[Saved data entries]
####
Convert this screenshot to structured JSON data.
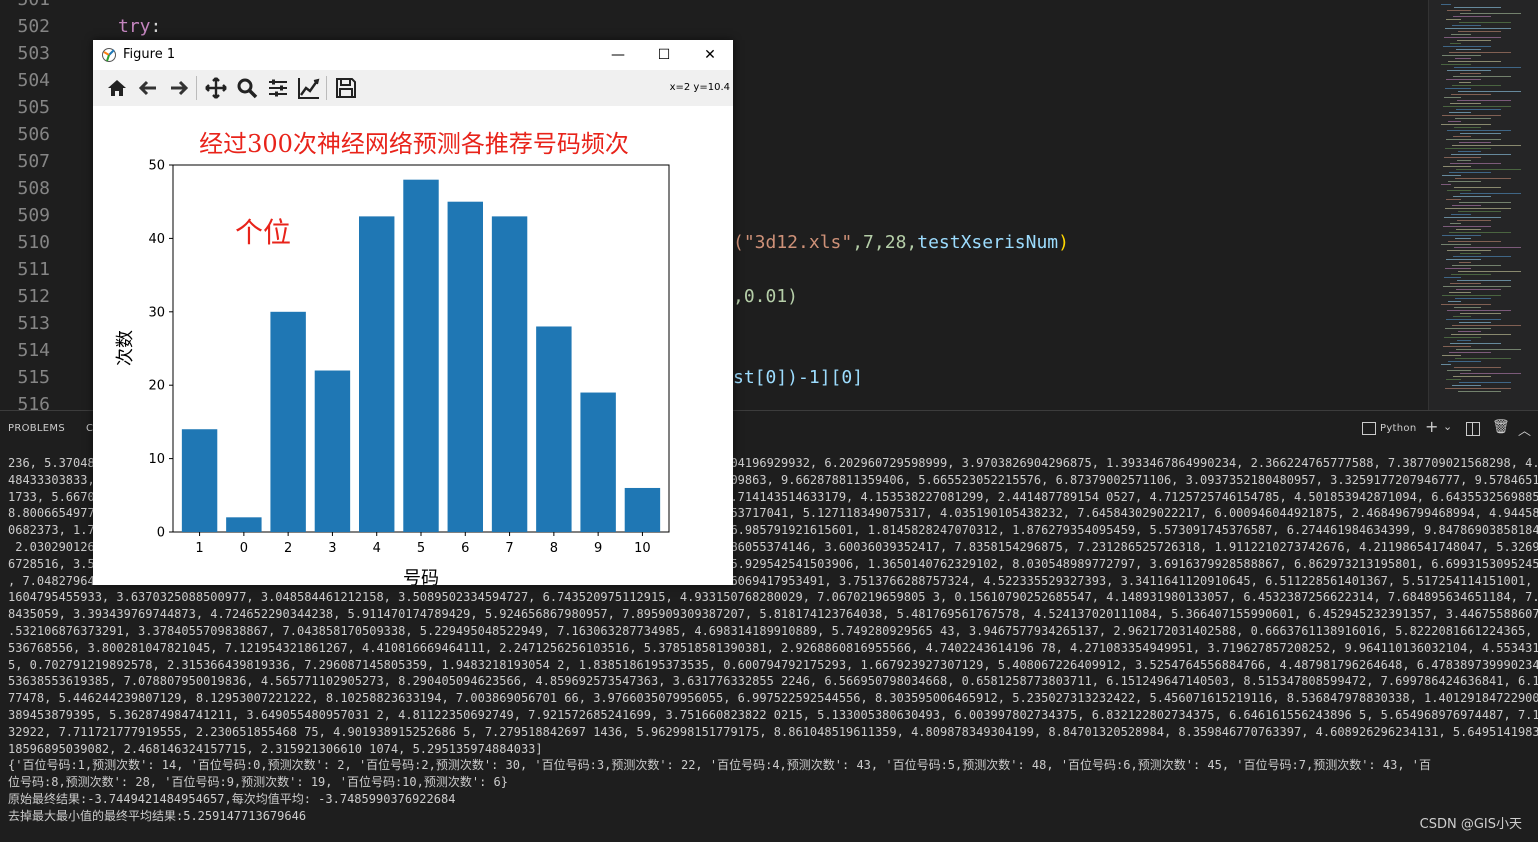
{
  "editor": {
    "line_numbers": [
      "501",
      "502",
      "503",
      "504",
      "505",
      "506",
      "507",
      "508",
      "509",
      "510",
      "511",
      "512",
      "513",
      "514",
      "515",
      "516"
    ],
    "keyword": "try",
    "colon": ":",
    "frag510a": "(\"3d12.xls\"",
    "frag510b": ",7,28,",
    "frag510c": "testXserisNum",
    "frag510d": ")",
    "frag512": ",0.01)",
    "frag515a": "st[0])-1][0]"
  },
  "panel": {
    "tab_problems": "PROBLEMS",
    "tab_c": "C",
    "python_label": "Python",
    "output_lines": [
      "236, 5.37048                                                                                       704196929932, 6.202960729598999, 3.9703826904296875, 1.3933467864990234, 2.366224765777588, 7.387709021568298, 4.265",
      "48433303833,                                                                                        09863, 9.662878811359406, 5.665523052215576, 6.87379002571106, 3.0937352180480957, 3.3259177207946777, 9.5784651961",
      "1733, 5.6670                                                                                        .714143514633179, 4.153538227081299, 2.441487789154 0527, 4.7125725746154785, 4.501853942871094, 6.643553256988525,",
      "8.8006654977                                                                                        53717041, 5.127118349075317, 4.035190105438232, 7.645843029022217, 6.000946044921875, 2.468496799468994, 4.94458723",
      "0682373, 1.7                                                                                        6.985791921615601, 1.8145828247070312, 1.876279354095459, 5.573091745376587, 6.274461984634399, 9.847869038581848,",
      " 2.030290126                                                                                        86055374146, 3.60036039352417, 7.8358154296875, 7.231286525726318, 1.9112210273742676, 4.211986541748047, 5.3269614",
      "6728516, 3.5                                                                                        5.929542541503906, 1.3650140762329102, 8.030548989772797, 3.6916379928588867, 6.862973213195801, 6.69931530952453",
      ", 7.04827964                                                                                        6069417953491, 3.7513766288757324, 4.522335529327393, 3.3411641120910645, 6.511228561401367, 5.517254114151001, 5.25",
      "1604795455933, 3.6370325088500977, 3.048584461212158, 3.5089502334594727, 6.743520975112915, 4.933150768280029, 7.0670219659805 3, 0.15610790252685547, 4.148931980133057, 6.4532387256622314, 7.684895634651184, 7.5545339",
      "8435059, 3.393439769744873, 4.724652290344238, 5.911470174789429, 5.924656867980957, 7.895909309387207, 5.818174123764038, 5.481769561767578, 4.524137020111084, 5.366407155990601, 6.452945232391357, 3.446755886077881, 6",
      ".532106876373291, 3.3784055709838867, 7.043858170509338, 5.229495048522949, 7.163063287734985, 4.698314189910889, 5.749280929565 43, 3.9467577934265137, 2.962172031402588, 0.6663761138916016, 5.8222081661224365, 9.022823",
      "536768556, 3.800281047821045, 7.121954321861267, 4.410816669464111, 2.2471256256103516, 5.378518581390381, 2.9268860816955566, 4.7402243614196 78, 4.271083354949951, 3.719627857208252, 9.964110136032104, 4.55343103408813",
      "5, 0.702791219892578, 2.315366439819336, 7.296087145805359, 1.9483218193054 2, 1.8385186195373535, 0.600794792175293, 1.667923927307129, 5.408067226409912, 3.5254764556884766, 4.487981796264648, 6.478389739990234, 5.59",
      "53638553619385, 7.078807950019836, 4.565771102905273, 8.290405094623566, 4.859692573547363, 3.631776332855 2246, 6.566950798034668, 0.6581258773803711, 6.151249647140503, 8.515347808599472, 7.699786424636841, 6.185695409",
      "77478, 5.446244239807129, 8.12953007221222, 8.10258823633194, 7.003869056701 66, 3.9766035079956055, 6.997522592544556, 8.303595006465912, 5.235027313232422, 5.456071615219116, 8.536847978830338, 1.401291847229004, 6.028",
      "389453879395, 5.362874984741211, 3.649055480957031 2, 4.81122350692749, 7.921572685241699, 3.751660823822 0215, 5.133005380630493, 6.003997802734375, 6.832122802734375, 6.646161556243896 5, 5.654968976974487, 7.1560078859",
      "32922, 7.711721777919555, 2.230651855468 75, 4.901938915252686 5, 7.279518842697 1436, 5.962998151779175, 8.861048519611359, 4.809878349304199, 8.84701320528984, 8.359846770763397, 4.608926296234131, 5.649514198303223, 9.0",
      "18596895039082, 2.468146324157715, 2.315921306610 1074, 5.295135974884033]",
      "{'百位号码:1,预测次数': 14, '百位号码:0,预测次数': 2, '百位号码:2,预测次数': 30, '百位号码:3,预测次数': 22, '百位号码:4,预测次数': 43, '百位号码:5,预测次数': 48, '百位号码:6,预测次数': 45, '百位号码:7,预测次数': 43, '百",
      "位号码:8,预测次数': 28, '百位号码:9,预测次数': 19, '百位号码:10,预测次数': 6}",
      "原始最终结果:-3.7449421484954657,每次均值平均: -3.7485990376922684",
      "去掉最大最小值的最终平均结果:5.259147713679646"
    ],
    "watermark": "CSDN @GIS小天"
  },
  "figure": {
    "window_title": "Figure 1",
    "coords": "x=2  y=10.4",
    "buttons": {
      "minimize": "—",
      "maximize": "☐",
      "close": "✕"
    }
  },
  "chart_data": {
    "type": "bar",
    "title": "经过300次神经网络预测各推荐号码频次",
    "annotation": "个位",
    "xlabel": "号码",
    "ylabel": "次数",
    "categories": [
      "1",
      "0",
      "2",
      "3",
      "4",
      "5",
      "6",
      "7",
      "8",
      "9",
      "10"
    ],
    "values": [
      14,
      2,
      30,
      22,
      43,
      48,
      45,
      43,
      28,
      19,
      6
    ],
    "ylim": [
      0,
      50
    ],
    "yticks": [
      "0",
      "10",
      "20",
      "30",
      "40",
      "50"
    ],
    "bar_color": "#1f77b4",
    "title_color": "#e8231a",
    "annotation_color": "#e8231a",
    "grid": false
  }
}
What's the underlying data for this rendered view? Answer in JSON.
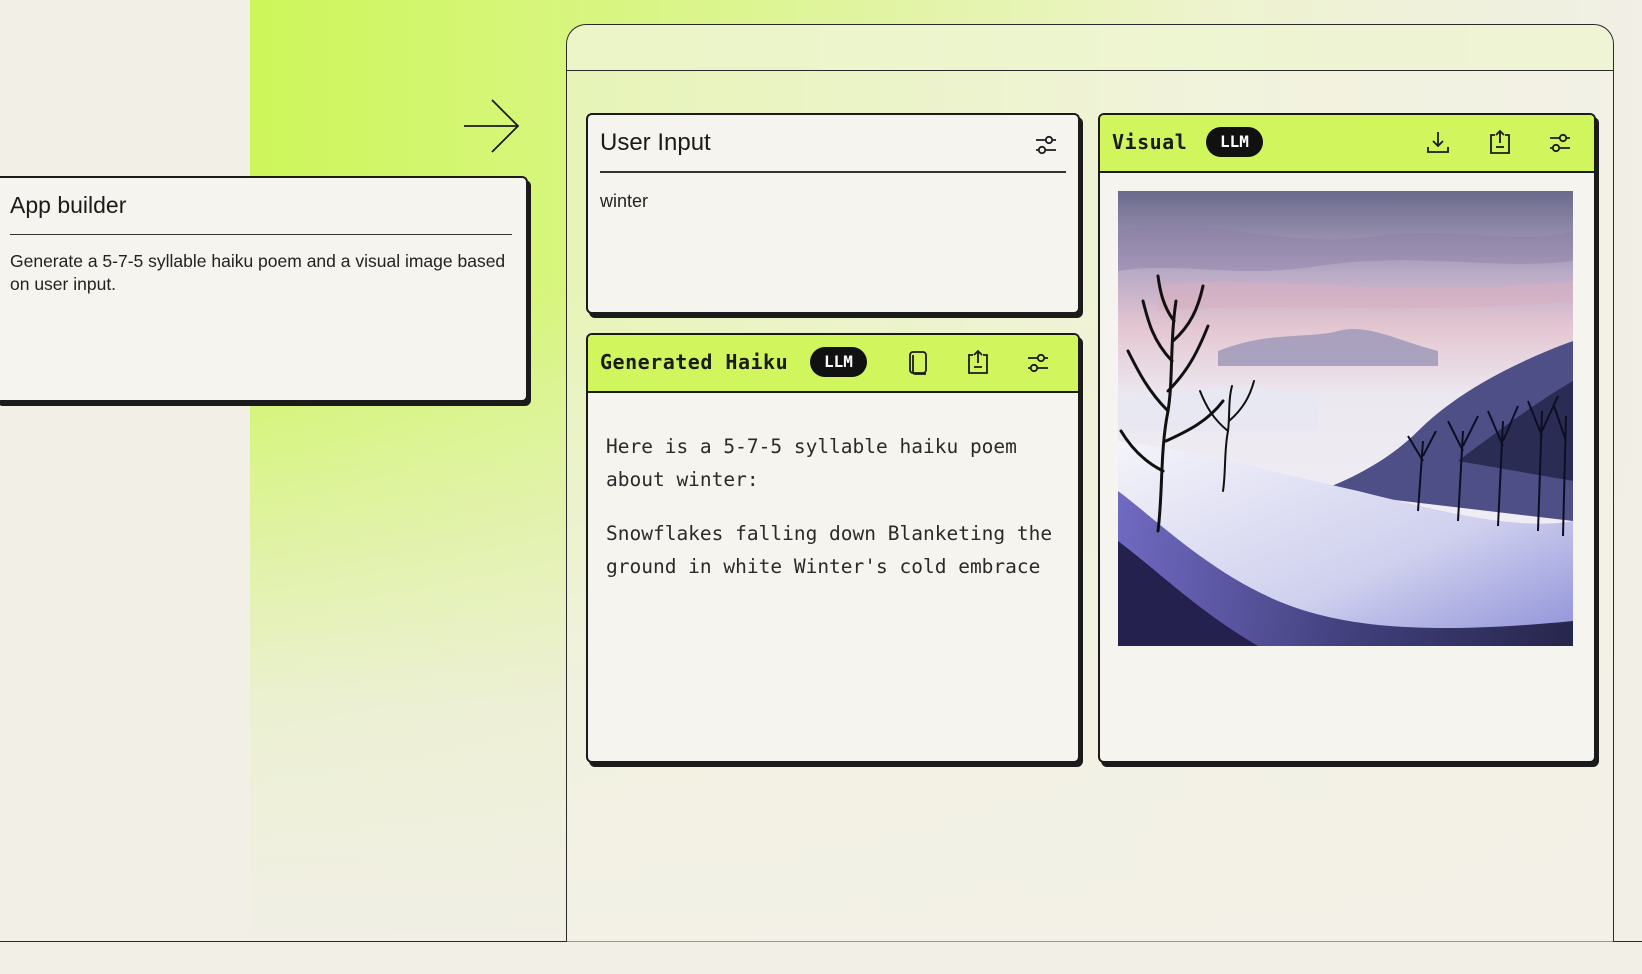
{
  "builder": {
    "title": "App builder",
    "description": "Generate a 5-7-5 syllable haiku poem and a visual image based on user input."
  },
  "user_input": {
    "title": "User Input",
    "value": "winter",
    "icons": [
      "settings-sliders-icon"
    ]
  },
  "haiku": {
    "title": "Generated Haiku",
    "badge": "LLM",
    "intro": "Here is a 5-7-5 syllable haiku poem about winter:",
    "poem": "Snowflakes falling down Blanketing the ground in white Winter's cold embrace",
    "icons": [
      "copy-icon",
      "share-icon",
      "settings-sliders-icon"
    ]
  },
  "visual": {
    "title": "Visual",
    "badge": "LLM",
    "image": "winter-landscape-image",
    "icons": [
      "download-icon",
      "share-icon",
      "settings-sliders-icon"
    ]
  },
  "colors": {
    "accent_green": "#d1f55c",
    "badge_bg": "#111111",
    "background": "#f1efe6"
  }
}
####
To do:
Determine how many lines of the records above contain the word "syllable", and report only that number.

Result of the exercise:
2